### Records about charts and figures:
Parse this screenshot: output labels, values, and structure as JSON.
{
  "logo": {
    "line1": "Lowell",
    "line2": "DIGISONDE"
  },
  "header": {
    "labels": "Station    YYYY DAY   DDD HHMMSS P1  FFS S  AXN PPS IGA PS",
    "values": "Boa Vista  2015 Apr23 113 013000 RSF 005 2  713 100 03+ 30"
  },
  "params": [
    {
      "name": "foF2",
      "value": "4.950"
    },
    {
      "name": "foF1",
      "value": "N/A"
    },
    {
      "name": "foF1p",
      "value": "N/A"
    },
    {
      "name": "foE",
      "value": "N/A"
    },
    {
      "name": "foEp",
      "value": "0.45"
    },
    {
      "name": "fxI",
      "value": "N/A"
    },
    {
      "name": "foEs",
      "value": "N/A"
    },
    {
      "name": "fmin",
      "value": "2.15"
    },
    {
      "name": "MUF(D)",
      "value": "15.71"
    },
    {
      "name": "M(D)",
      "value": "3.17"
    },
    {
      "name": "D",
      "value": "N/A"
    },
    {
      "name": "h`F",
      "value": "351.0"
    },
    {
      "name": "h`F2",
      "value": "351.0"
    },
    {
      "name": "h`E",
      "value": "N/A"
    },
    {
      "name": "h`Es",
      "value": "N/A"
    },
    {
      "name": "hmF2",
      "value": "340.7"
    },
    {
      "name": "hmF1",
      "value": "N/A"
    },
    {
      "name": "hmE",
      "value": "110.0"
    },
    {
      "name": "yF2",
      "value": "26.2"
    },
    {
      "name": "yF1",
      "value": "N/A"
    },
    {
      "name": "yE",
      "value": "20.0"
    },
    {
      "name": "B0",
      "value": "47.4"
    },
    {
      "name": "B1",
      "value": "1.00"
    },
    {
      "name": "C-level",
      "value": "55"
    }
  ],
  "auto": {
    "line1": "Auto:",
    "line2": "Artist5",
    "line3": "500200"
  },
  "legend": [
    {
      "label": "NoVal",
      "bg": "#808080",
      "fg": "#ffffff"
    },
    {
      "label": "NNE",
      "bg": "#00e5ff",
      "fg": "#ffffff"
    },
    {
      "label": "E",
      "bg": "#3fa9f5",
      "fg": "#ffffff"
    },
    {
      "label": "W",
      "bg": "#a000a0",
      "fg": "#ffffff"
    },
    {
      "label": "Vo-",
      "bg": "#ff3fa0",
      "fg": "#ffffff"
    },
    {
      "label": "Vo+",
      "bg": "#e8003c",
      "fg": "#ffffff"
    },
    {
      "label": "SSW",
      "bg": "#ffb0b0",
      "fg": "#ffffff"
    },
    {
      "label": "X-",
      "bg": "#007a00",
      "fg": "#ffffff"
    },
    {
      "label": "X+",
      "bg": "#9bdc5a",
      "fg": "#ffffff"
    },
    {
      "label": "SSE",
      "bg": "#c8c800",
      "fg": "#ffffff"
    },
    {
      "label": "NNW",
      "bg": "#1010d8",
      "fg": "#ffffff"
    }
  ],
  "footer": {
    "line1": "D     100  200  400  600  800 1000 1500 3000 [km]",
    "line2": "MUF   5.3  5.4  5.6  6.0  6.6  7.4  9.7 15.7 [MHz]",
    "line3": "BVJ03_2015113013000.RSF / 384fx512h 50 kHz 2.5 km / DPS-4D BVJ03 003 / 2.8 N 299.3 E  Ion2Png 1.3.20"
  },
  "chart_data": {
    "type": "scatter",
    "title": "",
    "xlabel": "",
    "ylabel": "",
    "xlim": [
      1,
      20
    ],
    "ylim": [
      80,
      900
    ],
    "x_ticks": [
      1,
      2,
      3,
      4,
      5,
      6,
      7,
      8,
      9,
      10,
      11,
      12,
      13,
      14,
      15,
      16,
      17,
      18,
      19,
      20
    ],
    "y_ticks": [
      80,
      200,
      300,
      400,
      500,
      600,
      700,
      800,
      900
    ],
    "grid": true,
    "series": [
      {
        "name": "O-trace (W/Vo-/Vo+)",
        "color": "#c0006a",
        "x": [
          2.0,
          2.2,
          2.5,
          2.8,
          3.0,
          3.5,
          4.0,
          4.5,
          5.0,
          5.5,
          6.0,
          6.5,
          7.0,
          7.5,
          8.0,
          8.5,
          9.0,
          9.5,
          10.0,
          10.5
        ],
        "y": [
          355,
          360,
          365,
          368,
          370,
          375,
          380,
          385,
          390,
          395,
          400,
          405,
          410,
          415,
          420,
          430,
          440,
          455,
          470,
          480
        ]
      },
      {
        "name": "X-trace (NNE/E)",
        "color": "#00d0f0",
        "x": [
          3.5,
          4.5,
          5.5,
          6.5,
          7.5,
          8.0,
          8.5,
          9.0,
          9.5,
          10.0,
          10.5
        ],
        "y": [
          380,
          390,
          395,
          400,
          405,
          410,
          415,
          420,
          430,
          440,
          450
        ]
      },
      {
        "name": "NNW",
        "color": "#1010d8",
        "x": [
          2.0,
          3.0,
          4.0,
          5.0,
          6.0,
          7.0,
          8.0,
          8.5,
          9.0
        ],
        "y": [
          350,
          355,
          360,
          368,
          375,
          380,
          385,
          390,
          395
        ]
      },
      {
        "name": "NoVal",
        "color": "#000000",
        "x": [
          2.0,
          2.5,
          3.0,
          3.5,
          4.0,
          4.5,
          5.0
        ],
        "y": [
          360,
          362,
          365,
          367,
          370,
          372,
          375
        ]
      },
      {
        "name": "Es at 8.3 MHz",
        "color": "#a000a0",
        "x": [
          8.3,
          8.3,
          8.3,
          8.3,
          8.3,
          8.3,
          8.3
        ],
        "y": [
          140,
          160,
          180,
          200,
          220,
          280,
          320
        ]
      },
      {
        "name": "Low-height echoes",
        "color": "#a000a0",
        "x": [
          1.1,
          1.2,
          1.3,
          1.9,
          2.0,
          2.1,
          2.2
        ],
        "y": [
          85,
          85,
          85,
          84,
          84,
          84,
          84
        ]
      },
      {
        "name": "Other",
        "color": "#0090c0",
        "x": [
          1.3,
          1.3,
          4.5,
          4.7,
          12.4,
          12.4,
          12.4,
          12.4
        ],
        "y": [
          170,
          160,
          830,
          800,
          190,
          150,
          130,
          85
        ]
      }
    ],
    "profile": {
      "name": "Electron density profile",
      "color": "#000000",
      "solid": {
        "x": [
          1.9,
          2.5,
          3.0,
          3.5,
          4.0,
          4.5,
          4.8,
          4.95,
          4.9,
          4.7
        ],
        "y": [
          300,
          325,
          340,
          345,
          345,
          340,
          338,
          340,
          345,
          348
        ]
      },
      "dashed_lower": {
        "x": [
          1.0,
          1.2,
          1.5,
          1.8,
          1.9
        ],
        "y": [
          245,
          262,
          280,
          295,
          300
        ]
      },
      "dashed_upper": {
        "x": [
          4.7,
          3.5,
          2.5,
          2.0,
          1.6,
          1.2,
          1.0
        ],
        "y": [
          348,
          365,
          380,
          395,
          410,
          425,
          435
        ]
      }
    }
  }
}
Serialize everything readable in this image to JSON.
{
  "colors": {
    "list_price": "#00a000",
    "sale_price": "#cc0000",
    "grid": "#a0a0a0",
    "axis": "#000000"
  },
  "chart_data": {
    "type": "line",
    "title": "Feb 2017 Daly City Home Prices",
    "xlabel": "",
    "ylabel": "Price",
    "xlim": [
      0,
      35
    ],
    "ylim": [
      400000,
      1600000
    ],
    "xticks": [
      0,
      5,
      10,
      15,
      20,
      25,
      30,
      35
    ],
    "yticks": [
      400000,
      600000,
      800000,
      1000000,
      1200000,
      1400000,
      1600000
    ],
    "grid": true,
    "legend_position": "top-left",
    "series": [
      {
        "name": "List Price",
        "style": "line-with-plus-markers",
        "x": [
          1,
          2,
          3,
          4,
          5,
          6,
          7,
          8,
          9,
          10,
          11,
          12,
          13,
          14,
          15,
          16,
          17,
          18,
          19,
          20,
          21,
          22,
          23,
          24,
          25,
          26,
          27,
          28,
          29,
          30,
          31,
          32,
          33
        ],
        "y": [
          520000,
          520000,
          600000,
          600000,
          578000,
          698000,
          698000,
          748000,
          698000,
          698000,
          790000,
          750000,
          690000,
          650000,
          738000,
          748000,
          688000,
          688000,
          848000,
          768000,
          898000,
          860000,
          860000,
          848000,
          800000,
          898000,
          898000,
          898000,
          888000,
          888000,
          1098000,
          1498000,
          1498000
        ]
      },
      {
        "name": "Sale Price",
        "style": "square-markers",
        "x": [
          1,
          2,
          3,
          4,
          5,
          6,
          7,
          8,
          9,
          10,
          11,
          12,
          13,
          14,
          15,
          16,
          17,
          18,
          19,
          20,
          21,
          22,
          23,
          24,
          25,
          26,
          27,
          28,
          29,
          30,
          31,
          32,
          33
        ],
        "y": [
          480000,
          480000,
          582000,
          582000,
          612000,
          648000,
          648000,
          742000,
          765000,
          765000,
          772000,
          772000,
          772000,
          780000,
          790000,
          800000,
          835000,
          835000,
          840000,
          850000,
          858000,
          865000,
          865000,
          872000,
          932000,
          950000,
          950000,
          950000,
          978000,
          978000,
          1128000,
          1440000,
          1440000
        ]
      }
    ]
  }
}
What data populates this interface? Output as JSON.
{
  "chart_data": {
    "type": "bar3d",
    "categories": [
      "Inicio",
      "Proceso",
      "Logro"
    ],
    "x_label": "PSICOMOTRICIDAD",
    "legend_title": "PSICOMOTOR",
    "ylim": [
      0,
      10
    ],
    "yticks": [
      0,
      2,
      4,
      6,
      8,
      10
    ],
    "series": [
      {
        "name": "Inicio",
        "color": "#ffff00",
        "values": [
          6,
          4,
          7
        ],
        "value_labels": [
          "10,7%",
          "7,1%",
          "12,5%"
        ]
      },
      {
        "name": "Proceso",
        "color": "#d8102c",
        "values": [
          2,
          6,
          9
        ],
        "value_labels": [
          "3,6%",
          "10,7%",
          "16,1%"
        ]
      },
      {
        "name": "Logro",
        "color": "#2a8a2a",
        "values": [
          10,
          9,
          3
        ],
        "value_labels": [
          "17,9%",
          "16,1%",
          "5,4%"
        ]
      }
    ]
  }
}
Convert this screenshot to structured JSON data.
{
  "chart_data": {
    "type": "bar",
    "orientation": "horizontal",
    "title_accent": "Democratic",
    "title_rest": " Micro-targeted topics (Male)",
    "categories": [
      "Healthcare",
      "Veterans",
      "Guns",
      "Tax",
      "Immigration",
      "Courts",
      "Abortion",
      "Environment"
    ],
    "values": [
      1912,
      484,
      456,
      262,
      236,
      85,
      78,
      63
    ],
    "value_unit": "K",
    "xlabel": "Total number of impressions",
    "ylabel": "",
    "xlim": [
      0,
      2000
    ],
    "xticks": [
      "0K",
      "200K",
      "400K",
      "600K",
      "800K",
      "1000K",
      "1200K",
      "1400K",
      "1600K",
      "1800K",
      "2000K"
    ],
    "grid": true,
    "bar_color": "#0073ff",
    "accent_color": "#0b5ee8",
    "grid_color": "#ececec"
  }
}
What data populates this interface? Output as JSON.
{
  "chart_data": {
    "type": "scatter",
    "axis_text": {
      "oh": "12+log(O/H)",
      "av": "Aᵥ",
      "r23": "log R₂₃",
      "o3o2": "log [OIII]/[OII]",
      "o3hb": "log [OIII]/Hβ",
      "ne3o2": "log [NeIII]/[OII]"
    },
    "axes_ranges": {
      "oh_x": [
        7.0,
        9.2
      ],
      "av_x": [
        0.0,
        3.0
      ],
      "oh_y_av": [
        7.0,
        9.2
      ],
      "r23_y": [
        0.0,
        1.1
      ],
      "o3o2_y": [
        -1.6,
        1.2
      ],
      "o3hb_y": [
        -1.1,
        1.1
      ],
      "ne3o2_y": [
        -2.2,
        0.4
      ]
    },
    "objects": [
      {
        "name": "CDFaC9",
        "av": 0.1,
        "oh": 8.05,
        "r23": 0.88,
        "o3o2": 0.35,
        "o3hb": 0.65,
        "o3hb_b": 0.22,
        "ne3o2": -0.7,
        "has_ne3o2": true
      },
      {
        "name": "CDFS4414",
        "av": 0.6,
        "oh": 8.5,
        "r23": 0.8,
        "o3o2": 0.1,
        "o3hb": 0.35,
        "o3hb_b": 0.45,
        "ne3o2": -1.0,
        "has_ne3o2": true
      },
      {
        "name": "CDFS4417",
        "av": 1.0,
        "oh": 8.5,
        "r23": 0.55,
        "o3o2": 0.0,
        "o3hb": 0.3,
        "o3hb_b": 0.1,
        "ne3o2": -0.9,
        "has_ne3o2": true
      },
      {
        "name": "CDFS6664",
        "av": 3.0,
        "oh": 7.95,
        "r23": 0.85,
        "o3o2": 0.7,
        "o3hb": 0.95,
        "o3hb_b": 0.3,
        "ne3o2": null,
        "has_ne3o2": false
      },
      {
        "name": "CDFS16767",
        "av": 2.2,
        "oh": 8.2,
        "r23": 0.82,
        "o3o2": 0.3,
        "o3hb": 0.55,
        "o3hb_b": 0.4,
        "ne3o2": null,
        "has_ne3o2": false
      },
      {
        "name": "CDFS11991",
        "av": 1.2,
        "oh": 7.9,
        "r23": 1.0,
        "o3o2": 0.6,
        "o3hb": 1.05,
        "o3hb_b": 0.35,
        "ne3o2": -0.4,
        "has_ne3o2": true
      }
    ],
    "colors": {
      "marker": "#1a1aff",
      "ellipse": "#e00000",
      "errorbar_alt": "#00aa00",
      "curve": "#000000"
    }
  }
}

### INSTRUCTIONS TO FOLLOW:
Sift the material for lines with the string "JSON". Copy each one found.

### WORKED ANSWER:
Parse this screenshot: output labels, values, and structure as JSON.
Serialize everything readable in this image to JSON.
What data populates this interface? Output as JSON.
Convert this screenshot to structured JSON data.
What data populates this interface? Output as JSON.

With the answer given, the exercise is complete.